## [Task instructions]
Where a line holds the string "color", return that line.

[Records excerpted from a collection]

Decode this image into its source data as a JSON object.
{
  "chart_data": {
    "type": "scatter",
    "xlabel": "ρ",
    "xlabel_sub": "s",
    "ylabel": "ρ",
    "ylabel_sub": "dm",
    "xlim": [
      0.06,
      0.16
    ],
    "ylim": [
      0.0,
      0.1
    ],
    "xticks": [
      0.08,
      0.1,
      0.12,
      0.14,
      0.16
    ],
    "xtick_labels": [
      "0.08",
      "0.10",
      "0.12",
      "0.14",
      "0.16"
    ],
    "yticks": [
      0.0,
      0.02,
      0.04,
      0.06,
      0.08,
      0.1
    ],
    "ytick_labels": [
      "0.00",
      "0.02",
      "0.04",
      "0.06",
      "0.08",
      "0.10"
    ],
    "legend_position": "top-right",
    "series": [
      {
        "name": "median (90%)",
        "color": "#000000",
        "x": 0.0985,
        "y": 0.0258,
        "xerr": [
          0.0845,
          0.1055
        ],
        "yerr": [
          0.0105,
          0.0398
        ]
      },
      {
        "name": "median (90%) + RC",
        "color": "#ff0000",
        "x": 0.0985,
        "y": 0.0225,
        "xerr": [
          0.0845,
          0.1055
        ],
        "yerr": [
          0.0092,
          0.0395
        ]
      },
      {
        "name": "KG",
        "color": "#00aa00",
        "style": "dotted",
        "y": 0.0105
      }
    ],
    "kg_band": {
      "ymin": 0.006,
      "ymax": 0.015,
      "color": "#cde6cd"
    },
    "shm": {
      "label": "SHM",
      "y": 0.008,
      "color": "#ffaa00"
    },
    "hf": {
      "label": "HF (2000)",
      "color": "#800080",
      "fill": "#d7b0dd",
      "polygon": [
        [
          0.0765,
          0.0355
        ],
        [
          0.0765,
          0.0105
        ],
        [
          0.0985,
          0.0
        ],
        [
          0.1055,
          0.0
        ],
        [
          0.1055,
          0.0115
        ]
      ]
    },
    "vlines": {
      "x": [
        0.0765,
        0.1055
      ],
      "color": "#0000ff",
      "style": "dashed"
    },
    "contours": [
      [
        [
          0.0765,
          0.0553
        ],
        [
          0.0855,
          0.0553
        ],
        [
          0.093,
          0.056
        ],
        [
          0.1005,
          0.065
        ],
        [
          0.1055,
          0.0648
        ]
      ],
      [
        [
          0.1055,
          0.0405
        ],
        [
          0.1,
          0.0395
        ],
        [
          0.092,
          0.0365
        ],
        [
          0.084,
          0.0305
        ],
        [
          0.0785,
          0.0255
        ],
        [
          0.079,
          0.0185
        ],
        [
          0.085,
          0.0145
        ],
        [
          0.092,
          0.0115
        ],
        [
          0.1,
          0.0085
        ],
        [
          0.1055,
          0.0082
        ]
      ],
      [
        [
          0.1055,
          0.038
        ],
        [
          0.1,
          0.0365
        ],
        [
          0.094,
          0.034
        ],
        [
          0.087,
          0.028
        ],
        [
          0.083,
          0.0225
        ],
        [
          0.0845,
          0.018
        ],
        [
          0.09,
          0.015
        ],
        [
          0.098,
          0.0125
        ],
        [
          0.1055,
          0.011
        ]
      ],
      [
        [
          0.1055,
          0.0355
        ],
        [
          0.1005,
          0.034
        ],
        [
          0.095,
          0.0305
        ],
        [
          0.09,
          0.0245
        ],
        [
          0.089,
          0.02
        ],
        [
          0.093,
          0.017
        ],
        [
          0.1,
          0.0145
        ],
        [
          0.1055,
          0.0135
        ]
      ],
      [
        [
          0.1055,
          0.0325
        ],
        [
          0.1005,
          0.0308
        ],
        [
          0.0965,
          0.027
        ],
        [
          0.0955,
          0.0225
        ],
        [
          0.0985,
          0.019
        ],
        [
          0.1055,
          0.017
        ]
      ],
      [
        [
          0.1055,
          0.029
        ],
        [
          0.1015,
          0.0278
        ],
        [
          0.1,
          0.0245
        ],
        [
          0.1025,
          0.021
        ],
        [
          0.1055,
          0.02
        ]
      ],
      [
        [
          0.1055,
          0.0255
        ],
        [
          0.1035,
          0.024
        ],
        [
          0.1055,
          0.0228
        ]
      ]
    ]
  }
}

## [Response to the task]
        "color": "#000000",
        "color": "#ff0000",
        "color": "#00aa00",
      "color": "#cde6cd"
      "color": "#ffaa00"
      "color": "#800080",
      "color": "#0000ff",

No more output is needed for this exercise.